* _What is being asked_
Take the material and output all of it exactly.

── Data rows ──

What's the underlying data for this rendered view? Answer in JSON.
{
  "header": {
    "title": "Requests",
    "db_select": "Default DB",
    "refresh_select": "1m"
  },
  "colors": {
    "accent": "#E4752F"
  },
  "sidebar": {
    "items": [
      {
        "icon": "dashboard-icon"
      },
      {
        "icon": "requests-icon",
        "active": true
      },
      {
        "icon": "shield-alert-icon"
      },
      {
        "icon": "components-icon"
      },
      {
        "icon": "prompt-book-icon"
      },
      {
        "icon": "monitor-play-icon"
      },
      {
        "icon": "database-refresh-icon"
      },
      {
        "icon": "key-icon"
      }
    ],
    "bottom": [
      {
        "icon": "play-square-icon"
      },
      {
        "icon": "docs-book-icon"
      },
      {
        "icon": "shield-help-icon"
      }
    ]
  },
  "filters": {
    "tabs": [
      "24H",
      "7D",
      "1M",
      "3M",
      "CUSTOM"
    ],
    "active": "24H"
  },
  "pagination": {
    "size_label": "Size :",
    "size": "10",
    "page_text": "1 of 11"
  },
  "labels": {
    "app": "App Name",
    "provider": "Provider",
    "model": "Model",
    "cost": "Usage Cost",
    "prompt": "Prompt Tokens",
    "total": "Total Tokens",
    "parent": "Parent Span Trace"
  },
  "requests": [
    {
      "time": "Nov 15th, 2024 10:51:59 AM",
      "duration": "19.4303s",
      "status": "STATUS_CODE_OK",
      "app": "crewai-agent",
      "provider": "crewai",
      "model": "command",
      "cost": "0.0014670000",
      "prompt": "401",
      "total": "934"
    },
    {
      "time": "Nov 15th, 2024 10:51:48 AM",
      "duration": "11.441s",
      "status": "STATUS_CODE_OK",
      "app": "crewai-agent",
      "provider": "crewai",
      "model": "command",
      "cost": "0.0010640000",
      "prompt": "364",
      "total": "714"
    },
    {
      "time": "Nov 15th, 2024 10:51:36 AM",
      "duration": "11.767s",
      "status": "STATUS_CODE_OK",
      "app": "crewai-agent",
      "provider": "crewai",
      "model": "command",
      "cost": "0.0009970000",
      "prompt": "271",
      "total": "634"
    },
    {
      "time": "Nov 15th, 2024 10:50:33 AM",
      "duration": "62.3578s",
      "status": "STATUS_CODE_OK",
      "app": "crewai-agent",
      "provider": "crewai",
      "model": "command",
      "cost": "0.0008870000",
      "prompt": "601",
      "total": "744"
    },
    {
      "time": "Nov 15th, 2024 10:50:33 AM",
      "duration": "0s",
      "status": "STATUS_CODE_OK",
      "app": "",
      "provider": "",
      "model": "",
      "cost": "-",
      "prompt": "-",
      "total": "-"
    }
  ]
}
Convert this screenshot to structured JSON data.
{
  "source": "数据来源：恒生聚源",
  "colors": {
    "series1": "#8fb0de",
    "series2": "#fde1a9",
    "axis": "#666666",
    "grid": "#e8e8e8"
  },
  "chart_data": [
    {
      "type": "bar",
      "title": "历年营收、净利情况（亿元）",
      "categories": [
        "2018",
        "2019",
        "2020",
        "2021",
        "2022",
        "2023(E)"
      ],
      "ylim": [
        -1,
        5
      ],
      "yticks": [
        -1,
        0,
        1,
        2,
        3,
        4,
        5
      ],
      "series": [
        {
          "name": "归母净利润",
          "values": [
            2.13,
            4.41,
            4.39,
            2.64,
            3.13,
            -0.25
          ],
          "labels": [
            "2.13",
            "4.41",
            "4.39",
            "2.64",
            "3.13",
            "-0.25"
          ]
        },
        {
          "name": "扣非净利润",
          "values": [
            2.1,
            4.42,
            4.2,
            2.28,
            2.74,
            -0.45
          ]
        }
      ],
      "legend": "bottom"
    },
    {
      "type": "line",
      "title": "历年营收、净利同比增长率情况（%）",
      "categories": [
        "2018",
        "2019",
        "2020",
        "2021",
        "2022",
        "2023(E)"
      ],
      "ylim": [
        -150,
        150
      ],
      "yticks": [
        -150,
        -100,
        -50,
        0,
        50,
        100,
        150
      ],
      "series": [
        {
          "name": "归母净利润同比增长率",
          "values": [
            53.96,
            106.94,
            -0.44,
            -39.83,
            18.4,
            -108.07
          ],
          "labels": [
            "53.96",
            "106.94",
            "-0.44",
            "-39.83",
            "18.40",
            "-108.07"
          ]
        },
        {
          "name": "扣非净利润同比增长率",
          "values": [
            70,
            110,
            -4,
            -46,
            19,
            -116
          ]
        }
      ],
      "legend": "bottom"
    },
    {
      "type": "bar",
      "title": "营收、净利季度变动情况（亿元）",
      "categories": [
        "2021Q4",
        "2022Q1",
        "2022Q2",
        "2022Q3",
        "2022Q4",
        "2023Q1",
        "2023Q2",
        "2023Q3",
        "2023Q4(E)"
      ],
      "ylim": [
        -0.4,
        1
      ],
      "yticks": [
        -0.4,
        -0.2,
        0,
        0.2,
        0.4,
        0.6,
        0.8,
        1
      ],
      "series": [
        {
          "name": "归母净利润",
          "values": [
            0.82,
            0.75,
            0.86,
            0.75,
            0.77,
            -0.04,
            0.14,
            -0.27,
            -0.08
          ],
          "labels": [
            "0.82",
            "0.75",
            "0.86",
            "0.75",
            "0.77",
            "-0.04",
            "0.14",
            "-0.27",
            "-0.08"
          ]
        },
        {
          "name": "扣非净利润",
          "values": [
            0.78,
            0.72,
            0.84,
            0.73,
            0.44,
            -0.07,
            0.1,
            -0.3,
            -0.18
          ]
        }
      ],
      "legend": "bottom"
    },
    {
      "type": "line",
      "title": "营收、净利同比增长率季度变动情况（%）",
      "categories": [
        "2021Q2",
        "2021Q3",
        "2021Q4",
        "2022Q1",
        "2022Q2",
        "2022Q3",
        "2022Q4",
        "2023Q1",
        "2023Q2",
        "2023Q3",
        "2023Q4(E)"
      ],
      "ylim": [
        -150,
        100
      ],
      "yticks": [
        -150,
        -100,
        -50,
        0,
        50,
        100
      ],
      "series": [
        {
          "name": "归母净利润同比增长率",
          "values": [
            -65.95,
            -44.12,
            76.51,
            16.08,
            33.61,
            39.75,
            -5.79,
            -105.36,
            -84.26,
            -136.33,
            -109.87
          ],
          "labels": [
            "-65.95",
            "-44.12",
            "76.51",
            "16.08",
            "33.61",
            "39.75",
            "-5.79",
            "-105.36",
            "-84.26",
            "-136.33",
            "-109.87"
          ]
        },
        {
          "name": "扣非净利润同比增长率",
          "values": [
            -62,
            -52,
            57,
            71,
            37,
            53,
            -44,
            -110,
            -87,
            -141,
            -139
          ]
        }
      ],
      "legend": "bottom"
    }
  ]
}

───

* _Output of the task_
What's the underlying data for this rendered view? Answer in JSON.
{
  "header": {
    "title": "Requests",
    "db_select": "Default DB",
    "refresh_select": "1m"
  },
  "colors": {
    "accent": "#E4752F"
  },
  "sidebar": {
    "items": [
      {
        "icon": "dashboard-icon"
      },
      {
        "icon": "requests-icon",
        "active": true
      },
      {
        "icon": "shield-alert-icon"
      },
      {
        "icon": "components-icon"
      },
      {
        "icon": "prompt-book-icon"
      },
      {
        "icon": "monitor-play-icon"
      },
      {
        "icon": "database-refresh-icon"
      },
      {
        "icon": "key-icon"
      }
    ],
    "bottom": [
      {
        "icon": "play-square-icon"
      },
      {
        "icon": "docs-book-icon"
      },
      {
        "icon": "shield-help-icon"
      }
    ]
  },
  "filters": {
    "tabs": [
      "24H",
      "7D",
      "1M",
      "3M",
      "CUSTOM"
    ],
    "active": "24H"
  },
  "pagination": {
    "size_label": "Size :",
    "size": "10",
    "page_text": "1 of 11"
  },
  "labels": {
    "app": "App Name",
    "provider": "Provider",
    "model": "Model",
    "cost": "Usage Cost",
    "prompt": "Prompt Tokens",
    "total": "Total Tokens",
    "parent": "Parent Span Trace"
  },
  "requests": [
    {
      "time": "Nov 15th, 2024 10:51:59 AM",
      "duration": "19.4303s",
      "status": "STATUS_CODE_OK",
      "app": "crewai-agent",
      "provider": "crewai",
      "model": "command",
      "cost": "0.0014670000",
      "prompt": "401",
      "total": "934"
    },
    {
      "time": "Nov 15th, 2024 10:51:48 AM",
      "duration": "11.441s",
      "status": "STATUS_CODE_OK",
      "app": "crewai-agent",
      "provider": "crewai",
      "model": "command",
      "cost": "0.0010640000",
      "prompt": "364",
      "total": "714"
    },
    {
      "time": "Nov 15th, 2024 10:51:36 AM",
      "duration": "11.767s",
      "status": "STATUS_CODE_OK",
      "app": "crewai-agent",
      "provider": "crewai",
      "model": "command",
      "cost": "0.0009970000",
      "prompt": "271",
      "total": "634"
    },
    {
      "time": "Nov 15th, 2024 10:50:33 AM",
      "duration": "62.3578s",
      "status": "STATUS_CODE_OK",
      "app": "crewai-agent",
      "provider": "crewai",
      "model": "command",
      "cost": "0.0008870000",
      "prompt": "601",
      "total": "744"
    },
    {
      "time": "Nov 15th, 2024 10:50:33 AM",
      "duration": "0s",
      "status": "STATUS_CODE_OK",
      "app": "",
      "provider": "",
      "model": "",
      "cost": "-",
      "prompt": "-",
      "total": "-"
    }
  ]
}
Convert this screenshot to structured JSON data.
{
  "source": "数据来源：恒生聚源",
  "colors": {
    "series1": "#8fb0de",
    "series2": "#fde1a9",
    "axis": "#666666",
    "grid": "#e8e8e8"
  },
  "chart_data": [
    {
      "type": "bar",
      "title": "历年营收、净利情况（亿元）",
      "categories": [
        "2018",
        "2019",
        "2020",
        "2021",
        "2022",
        "2023(E)"
      ],
      "ylim": [
        -1,
        5
      ],
      "yticks": [
        -1,
        0,
        1,
        2,
        3,
        4,
        5
      ],
      "series": [
        {
          "name": "归母净利润",
          "values": [
            2.13,
            4.41,
            4.39,
            2.64,
            3.13,
            -0.25
          ],
          "labels": [
            "2.13",
            "4.41",
            "4.39",
            "2.64",
            "3.13",
            "-0.25"
          ]
        },
        {
          "name": "扣非净利润",
          "values": [
            2.1,
            4.42,
            4.2,
            2.28,
            2.74,
            -0.45
          ]
        }
      ],
      "legend": "bottom"
    },
    {
      "type": "line",
      "title": "历年营收、净利同比增长率情况（%）",
      "categories": [
        "2018",
        "2019",
        "2020",
        "2021",
        "2022",
        "2023(E)"
      ],
      "ylim": [
        -150,
        150
      ],
      "yticks": [
        -150,
        -100,
        -50,
        0,
        50,
        100,
        150
      ],
      "series": [
        {
          "name": "归母净利润同比增长率",
          "values": [
            53.96,
            106.94,
            -0.44,
            -39.83,
            18.4,
            -108.07
          ],
          "labels": [
            "53.96",
            "106.94",
            "-0.44",
            "-39.83",
            "18.40",
            "-108.07"
          ]
        },
        {
          "name": "扣非净利润同比增长率",
          "values": [
            70,
            110,
            -4,
            -46,
            19,
            -116
          ]
        }
      ],
      "legend": "bottom"
    },
    {
      "type": "bar",
      "title": "营收、净利季度变动情况（亿元）",
      "categories": [
        "2021Q4",
        "2022Q1",
        "2022Q2",
        "2022Q3",
        "2022Q4",
        "2023Q1",
        "2023Q2",
        "2023Q3",
        "2023Q4(E)"
      ],
      "ylim": [
        -0.4,
        1
      ],
      "yticks": [
        -0.4,
        -0.2,
        0,
        0.2,
        0.4,
        0.6,
        0.8,
        1
      ],
      "series": [
        {
          "name": "归母净利润",
          "values": [
            0.82,
            0.75,
            0.86,
            0.75,
            0.77,
            -0.04,
            0.14,
            -0.27,
            -0.08
          ],
          "labels": [
            "0.82",
            "0.75",
            "0.86",
            "0.75",
            "0.77",
            "-0.04",
            "0.14",
            "-0.27",
            "-0.08"
          ]
        },
        {
          "name": "扣非净利润",
          "values": [
            0.78,
            0.72,
            0.84,
            0.73,
            0.44,
            -0.07,
            0.1,
            -0.3,
            -0.18
          ]
        }
      ],
      "legend": "bottom"
    },
    {
      "type": "line",
      "title": "营收、净利同比增长率季度变动情况（%）",
      "categories": [
        "2021Q2",
        "2021Q3",
        "2021Q4",
        "2022Q1",
        "2022Q2",
        "2022Q3",
        "2022Q4",
        "2023Q1",
        "2023Q2",
        "2023Q3",
        "2023Q4(E)"
      ],
      "ylim": [
        -150,
        100
      ],
      "yticks": [
        -150,
        -100,
        -50,
        0,
        50,
        100
      ],
      "series": [
        {
          "name": "归母净利润同比增长率",
          "values": [
            -65.95,
            -44.12,
            76.51,
            16.08,
            33.61,
            39.75,
            -5.79,
            -105.36,
            -84.26,
            -136.33,
            -109.87
          ],
          "labels": [
            "-65.95",
            "-44.12",
            "76.51",
            "16.08",
            "33.61",
            "39.75",
            "-5.79",
            "-105.36",
            "-84.26",
            "-136.33",
            "-109.87"
          ]
        },
        {
          "name": "扣非净利润同比增长率",
          "values": [
            -62,
            -52,
            57,
            71,
            37,
            53,
            -44,
            -110,
            -87,
            -141,
            -139
          ]
        }
      ],
      "legend": "bottom"
    }
  ]
}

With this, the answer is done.